(Stored items from a collection)
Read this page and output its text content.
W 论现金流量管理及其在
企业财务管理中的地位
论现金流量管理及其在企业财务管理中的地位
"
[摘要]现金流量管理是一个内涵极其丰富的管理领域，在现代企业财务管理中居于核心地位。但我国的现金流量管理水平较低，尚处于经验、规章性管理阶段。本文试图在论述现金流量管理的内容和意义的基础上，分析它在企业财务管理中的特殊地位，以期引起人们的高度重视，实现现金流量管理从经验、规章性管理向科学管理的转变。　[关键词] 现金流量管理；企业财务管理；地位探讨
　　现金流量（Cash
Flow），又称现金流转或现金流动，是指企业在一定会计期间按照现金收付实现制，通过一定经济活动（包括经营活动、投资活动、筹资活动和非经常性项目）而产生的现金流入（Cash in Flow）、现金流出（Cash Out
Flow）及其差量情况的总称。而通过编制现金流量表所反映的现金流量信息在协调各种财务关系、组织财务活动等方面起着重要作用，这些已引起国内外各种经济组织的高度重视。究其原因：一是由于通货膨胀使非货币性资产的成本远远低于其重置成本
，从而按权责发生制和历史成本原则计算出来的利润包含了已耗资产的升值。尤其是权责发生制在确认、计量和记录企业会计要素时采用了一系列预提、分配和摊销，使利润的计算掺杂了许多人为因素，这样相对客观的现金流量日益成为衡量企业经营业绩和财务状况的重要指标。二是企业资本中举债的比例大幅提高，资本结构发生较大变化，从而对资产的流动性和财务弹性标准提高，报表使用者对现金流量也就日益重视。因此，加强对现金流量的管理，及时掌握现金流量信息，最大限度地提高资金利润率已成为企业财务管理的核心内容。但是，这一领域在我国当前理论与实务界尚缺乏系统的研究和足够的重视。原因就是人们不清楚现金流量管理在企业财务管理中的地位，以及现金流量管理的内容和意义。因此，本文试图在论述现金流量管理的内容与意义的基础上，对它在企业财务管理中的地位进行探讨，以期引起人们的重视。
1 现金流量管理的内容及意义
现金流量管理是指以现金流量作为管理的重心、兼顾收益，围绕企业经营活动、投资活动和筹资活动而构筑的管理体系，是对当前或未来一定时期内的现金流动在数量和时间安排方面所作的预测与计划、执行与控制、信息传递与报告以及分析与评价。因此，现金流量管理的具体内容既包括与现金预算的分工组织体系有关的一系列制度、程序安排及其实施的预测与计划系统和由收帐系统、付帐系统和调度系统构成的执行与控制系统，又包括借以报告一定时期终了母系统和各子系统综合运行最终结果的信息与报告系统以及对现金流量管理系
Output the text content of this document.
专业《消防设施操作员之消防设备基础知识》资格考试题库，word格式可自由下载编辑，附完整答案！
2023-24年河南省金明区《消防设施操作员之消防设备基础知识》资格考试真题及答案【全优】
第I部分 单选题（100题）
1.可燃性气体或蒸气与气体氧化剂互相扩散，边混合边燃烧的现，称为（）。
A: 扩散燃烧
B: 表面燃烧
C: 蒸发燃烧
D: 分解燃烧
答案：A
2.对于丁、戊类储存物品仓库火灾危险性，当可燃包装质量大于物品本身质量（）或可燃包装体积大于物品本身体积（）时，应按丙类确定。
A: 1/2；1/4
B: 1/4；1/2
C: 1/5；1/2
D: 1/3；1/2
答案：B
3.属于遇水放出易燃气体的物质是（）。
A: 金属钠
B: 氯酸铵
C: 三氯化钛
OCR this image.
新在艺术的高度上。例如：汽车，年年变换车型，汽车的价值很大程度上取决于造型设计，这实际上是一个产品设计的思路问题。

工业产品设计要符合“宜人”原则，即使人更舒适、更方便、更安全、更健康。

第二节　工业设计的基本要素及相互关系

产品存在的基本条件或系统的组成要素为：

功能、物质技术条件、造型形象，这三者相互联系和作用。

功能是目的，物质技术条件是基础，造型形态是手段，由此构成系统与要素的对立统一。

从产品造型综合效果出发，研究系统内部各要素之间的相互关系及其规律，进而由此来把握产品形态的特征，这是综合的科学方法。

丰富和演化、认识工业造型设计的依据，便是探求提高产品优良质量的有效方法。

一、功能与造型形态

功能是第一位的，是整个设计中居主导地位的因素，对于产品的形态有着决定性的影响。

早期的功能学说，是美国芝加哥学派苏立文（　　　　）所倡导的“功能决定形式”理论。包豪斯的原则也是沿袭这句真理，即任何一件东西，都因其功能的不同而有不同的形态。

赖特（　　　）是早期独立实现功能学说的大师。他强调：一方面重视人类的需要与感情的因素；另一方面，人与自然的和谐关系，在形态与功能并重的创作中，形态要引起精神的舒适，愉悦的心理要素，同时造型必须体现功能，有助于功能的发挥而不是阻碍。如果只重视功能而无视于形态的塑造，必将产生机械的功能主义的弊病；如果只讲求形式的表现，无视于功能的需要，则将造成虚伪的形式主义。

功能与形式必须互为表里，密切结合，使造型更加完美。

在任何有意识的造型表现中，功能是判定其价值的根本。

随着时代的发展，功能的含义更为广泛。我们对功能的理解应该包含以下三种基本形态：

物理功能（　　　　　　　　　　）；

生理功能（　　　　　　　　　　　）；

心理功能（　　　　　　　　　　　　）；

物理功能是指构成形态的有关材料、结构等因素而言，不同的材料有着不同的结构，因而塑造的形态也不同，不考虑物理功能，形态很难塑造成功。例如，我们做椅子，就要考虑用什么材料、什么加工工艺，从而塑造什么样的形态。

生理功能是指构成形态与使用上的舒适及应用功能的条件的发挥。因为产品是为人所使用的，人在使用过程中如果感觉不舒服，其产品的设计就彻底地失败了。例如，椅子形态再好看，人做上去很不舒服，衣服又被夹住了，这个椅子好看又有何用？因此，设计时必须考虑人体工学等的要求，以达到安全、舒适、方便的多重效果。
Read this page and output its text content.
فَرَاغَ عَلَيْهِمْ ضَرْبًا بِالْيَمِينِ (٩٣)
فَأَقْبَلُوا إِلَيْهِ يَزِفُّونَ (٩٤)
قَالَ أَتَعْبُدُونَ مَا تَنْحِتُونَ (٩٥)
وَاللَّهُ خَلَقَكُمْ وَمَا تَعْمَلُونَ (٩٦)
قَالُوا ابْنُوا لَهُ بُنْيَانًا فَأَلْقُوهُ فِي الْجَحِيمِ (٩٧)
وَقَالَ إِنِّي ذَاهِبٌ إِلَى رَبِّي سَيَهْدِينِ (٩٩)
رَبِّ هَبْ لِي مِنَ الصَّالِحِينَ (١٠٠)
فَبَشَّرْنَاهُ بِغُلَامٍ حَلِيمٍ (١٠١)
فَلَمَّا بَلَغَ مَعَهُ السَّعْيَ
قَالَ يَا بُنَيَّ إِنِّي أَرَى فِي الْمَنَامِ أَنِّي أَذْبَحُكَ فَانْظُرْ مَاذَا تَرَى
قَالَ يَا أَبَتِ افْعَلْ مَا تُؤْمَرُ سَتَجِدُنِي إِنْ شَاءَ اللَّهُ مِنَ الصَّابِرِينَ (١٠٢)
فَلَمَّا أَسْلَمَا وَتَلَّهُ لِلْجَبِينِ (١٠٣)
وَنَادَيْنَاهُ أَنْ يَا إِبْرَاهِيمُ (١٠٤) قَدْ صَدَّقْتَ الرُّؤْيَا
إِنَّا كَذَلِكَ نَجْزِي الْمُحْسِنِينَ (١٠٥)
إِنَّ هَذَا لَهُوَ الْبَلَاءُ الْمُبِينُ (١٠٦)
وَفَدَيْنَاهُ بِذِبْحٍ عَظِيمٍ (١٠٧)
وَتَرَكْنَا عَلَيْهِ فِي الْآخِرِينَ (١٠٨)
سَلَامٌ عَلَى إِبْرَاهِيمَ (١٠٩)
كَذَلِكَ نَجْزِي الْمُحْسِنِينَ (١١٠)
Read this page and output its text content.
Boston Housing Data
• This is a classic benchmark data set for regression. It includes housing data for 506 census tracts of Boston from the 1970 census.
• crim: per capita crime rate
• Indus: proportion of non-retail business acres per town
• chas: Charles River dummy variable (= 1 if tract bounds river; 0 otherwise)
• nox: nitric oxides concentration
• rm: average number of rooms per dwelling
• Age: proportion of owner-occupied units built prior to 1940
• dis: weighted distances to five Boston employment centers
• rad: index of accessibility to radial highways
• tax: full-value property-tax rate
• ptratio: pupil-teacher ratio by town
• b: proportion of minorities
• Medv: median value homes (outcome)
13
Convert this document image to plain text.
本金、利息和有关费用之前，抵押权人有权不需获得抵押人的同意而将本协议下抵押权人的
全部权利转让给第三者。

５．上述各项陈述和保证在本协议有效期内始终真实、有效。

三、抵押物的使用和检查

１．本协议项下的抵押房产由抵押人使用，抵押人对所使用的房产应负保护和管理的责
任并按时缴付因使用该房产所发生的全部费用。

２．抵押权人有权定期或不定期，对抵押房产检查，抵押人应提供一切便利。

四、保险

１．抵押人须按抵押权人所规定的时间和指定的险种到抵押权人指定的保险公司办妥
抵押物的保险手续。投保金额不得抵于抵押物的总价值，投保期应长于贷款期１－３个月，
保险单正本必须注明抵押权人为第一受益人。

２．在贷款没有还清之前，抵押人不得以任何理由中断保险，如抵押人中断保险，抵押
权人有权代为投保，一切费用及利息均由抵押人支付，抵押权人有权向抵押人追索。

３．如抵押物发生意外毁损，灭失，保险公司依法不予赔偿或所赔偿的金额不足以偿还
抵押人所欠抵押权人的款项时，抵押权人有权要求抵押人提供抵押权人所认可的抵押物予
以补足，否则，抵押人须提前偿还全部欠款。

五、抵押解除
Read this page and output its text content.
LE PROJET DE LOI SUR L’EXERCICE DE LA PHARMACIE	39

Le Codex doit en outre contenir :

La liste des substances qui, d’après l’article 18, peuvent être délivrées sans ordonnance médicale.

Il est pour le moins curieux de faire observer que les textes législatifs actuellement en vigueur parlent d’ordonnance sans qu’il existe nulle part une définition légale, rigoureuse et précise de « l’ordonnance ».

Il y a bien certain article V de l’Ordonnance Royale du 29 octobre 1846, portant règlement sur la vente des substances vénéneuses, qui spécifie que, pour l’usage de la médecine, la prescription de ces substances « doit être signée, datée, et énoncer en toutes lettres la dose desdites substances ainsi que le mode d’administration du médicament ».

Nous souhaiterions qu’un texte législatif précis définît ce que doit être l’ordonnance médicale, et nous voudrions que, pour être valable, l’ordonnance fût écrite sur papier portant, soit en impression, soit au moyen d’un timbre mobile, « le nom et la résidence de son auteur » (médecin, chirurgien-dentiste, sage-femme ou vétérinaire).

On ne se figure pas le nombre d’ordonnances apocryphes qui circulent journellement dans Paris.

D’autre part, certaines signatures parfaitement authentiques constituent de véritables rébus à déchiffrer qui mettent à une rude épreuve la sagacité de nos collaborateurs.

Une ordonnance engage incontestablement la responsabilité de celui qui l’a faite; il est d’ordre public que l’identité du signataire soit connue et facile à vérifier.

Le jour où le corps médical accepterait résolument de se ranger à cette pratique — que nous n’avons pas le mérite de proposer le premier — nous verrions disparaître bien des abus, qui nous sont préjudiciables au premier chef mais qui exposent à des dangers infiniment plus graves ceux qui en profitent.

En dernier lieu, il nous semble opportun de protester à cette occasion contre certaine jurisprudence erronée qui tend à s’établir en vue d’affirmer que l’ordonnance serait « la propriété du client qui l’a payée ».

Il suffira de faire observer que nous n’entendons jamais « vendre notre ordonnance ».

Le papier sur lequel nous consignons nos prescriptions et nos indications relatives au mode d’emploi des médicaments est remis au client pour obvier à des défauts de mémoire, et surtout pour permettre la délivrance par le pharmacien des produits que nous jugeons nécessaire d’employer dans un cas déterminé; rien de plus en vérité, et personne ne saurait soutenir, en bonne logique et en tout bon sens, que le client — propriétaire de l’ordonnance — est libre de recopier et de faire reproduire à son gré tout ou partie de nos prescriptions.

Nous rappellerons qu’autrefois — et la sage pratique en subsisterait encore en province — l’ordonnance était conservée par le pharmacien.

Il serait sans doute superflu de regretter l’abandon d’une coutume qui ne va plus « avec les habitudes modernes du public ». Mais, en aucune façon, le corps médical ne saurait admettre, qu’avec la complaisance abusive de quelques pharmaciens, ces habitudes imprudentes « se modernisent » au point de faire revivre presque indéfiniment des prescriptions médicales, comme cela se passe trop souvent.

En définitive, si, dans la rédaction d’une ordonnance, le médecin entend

* _Task prompt_
How many lines in the records above contain the word "observer"? Give only the number.

* _Completed exercise_
2